» EXCERPTED PASSAGE:
□ □ □

One patient in clinical trials developed jaundice. Increases in liver function
tests (LFT) in other patients were not associated with jaundice or other
clinical signs or symptoms. Upon dose reduction, drug interruption, or
discontinuation, transaminase levels returned to or near pretreatment levels
without sequelae. Eighteen of 30 patients with persistent LFT elevations
continued treatment with a reduced dose of atorvastatin.
IT IS RECOMMENDED THAT LIVER FUNCTION TESTS BE PERFORMED BEFORE THE INITIATION
OF TREATMENT, AT 6 AND 12 WEEKS AFTER INITIATION OF THERAPY OR ELEVATION IN
DOSE, AND PERIODICALLY (E.G., SEMIANNUALLY) THEREAFTER. Liver enzyme changes
generally occur in the first 3 months of treatment with atorvastatin. Patients
who develop increased transaminase levels should be monitored until the
abnormalities resolve. Should an increase in ALT or AST of >3 times ULN persist,
reduction of dose or withdrawal of atorvastatin is recommended.

□ □ □

» RECORDS SUPPLIED:
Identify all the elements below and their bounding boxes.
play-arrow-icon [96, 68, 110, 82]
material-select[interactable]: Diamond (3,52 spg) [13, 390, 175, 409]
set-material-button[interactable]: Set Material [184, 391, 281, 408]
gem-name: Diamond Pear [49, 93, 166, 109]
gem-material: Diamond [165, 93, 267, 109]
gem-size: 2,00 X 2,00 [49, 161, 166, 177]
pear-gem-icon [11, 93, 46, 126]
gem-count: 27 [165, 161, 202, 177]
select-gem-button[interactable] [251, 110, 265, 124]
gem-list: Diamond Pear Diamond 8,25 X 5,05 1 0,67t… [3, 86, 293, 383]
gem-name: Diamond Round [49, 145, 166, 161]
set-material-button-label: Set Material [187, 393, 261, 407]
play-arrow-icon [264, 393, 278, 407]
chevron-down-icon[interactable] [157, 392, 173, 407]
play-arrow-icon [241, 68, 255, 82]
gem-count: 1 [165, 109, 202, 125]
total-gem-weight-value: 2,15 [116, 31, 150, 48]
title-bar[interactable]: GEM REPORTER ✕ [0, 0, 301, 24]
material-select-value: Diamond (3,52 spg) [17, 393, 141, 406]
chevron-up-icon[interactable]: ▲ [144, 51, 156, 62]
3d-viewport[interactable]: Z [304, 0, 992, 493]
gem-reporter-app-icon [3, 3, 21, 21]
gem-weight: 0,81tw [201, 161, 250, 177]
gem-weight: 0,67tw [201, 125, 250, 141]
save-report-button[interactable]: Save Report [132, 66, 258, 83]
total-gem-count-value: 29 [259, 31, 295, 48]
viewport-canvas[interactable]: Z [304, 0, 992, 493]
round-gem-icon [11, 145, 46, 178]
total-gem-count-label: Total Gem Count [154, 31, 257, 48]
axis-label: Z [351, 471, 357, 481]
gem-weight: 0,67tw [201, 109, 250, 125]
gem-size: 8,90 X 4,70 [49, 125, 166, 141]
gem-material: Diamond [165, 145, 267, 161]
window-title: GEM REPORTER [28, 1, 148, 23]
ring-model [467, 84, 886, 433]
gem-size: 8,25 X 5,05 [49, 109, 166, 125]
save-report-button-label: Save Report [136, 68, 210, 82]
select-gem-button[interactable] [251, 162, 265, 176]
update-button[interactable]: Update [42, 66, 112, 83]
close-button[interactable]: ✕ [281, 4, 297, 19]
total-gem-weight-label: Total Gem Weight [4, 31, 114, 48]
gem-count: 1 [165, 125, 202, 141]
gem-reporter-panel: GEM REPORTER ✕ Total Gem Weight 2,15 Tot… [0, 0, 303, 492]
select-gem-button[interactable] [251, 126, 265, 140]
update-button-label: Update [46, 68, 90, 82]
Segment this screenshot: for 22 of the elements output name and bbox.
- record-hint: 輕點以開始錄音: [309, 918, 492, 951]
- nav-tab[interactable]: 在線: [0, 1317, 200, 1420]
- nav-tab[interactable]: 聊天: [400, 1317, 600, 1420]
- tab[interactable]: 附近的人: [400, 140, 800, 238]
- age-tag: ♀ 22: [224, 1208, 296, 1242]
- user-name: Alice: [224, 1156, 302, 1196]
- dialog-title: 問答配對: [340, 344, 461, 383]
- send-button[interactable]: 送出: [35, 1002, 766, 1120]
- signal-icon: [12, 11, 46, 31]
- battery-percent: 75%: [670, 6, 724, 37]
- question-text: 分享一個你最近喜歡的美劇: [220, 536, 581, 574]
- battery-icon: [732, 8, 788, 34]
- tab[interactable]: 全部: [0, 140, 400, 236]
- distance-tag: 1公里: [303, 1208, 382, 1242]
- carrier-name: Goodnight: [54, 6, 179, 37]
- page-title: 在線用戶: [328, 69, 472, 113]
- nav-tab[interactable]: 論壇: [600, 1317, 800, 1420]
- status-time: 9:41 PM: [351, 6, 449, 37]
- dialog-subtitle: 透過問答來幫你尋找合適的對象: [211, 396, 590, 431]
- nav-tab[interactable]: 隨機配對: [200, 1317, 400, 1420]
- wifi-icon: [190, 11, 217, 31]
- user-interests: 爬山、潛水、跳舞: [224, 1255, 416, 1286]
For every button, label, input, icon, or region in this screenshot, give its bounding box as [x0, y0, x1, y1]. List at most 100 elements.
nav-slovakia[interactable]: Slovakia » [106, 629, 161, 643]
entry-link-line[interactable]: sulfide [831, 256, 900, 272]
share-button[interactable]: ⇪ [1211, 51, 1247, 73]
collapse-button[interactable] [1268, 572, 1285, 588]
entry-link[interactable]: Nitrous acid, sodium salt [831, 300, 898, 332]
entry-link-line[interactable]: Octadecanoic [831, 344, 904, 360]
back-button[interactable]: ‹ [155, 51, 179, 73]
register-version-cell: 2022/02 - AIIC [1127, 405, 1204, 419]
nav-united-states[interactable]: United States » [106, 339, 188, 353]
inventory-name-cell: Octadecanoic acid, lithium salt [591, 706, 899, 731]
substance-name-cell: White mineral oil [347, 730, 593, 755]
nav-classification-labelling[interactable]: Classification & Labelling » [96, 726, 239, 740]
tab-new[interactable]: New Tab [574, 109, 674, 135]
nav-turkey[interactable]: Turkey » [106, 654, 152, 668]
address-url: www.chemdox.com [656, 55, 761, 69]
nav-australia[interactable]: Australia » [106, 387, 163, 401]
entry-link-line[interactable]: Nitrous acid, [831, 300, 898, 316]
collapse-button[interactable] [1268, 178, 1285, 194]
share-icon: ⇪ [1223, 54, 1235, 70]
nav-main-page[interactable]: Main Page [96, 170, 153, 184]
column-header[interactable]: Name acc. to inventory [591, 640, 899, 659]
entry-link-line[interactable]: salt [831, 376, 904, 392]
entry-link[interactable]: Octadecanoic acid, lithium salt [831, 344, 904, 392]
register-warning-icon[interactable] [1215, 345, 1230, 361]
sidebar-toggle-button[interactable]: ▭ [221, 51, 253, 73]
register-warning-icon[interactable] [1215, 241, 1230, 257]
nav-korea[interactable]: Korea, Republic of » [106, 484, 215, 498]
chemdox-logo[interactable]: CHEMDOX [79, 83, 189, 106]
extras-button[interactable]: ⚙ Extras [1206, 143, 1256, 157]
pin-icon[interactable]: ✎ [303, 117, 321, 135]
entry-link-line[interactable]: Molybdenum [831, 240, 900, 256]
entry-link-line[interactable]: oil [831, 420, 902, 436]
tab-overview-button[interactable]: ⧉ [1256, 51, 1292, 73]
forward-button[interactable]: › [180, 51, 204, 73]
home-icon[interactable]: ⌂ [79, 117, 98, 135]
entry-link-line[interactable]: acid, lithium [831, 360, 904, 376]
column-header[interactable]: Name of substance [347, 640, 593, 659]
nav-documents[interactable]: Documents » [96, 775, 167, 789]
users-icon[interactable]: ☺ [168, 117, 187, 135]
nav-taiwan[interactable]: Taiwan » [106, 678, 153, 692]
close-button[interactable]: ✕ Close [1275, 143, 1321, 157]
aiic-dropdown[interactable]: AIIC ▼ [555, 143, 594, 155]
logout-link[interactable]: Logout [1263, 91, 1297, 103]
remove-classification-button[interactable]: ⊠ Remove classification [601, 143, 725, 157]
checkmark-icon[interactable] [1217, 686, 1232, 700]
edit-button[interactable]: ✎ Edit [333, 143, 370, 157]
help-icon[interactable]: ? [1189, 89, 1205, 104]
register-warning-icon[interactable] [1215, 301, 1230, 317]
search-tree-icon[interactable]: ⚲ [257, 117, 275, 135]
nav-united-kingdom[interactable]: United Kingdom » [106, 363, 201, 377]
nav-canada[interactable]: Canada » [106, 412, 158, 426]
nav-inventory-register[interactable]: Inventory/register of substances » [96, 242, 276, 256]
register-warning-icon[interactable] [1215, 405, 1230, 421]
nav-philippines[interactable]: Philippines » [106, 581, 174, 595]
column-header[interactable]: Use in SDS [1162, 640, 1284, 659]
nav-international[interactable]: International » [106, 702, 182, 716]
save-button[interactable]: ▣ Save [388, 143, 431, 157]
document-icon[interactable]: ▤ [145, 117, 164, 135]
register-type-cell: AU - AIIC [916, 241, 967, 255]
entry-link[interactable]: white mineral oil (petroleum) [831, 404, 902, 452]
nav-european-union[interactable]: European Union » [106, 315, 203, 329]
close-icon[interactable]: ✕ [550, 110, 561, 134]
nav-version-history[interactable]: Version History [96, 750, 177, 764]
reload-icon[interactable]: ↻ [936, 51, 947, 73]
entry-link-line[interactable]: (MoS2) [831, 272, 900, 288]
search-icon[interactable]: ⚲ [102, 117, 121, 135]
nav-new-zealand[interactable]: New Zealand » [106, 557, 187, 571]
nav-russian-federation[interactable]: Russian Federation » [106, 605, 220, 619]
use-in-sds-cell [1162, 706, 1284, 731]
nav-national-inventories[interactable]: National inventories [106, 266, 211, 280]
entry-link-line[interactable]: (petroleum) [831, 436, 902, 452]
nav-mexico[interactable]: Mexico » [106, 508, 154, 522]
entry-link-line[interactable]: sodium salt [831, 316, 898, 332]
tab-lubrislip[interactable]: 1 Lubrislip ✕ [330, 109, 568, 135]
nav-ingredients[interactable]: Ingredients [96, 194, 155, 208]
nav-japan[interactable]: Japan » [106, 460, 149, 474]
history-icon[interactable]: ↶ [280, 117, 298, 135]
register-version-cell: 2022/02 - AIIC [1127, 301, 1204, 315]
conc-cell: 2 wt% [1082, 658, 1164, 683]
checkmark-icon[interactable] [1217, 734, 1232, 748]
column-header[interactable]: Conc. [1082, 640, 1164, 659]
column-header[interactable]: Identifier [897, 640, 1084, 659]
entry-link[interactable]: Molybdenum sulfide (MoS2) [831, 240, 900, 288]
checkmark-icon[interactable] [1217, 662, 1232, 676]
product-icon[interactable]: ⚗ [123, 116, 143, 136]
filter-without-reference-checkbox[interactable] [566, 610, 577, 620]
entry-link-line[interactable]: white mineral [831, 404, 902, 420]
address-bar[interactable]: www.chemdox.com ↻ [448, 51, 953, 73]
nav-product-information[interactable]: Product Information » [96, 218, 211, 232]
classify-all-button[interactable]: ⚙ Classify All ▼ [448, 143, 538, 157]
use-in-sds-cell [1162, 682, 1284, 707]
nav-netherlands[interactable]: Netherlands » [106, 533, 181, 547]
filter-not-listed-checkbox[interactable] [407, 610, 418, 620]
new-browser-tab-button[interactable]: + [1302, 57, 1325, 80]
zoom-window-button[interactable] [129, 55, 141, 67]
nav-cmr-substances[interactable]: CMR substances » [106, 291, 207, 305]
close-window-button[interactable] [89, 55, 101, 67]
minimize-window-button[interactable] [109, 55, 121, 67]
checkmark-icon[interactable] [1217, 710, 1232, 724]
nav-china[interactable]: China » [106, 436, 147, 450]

□ □ □

» THINGS TO DO:
A. In the atorvastatin passage, when do liver enzyme changes generally occur?
B. Reproduce the atorvastatin passage word for word, starting at the words "IT IS RECOMMENDED" and ending after "atorvastatin is recommended.".
The entries above are separate material, apart from the atorvastatin passage.

» ANSWERS:
A. In the first 3 months of treatment with atorvastatin.

B.
IT IS RECOMMENDED THAT LIVER FUNCTION TESTS BE PERFORMED BEFORE THE INITIATION
OF TREATMENT, AT 6 AND 12 WEEKS AFTER INITIATION OF THERAPY OR ELEVATION IN
DOSE, AND PERIODICALLY (E.G., SEMIANNUALLY) THEREAFTER. Liver enzyme changes
generally occur in the first 3 months of treatment with atorvastatin. Patients
who develop increased transaminase levels should be monitored until the
abnormalities resolve. Should an increase in ALT or AST of >3 times ULN persist,
reduction of dose or withdrawal of atorvastatin is recommended.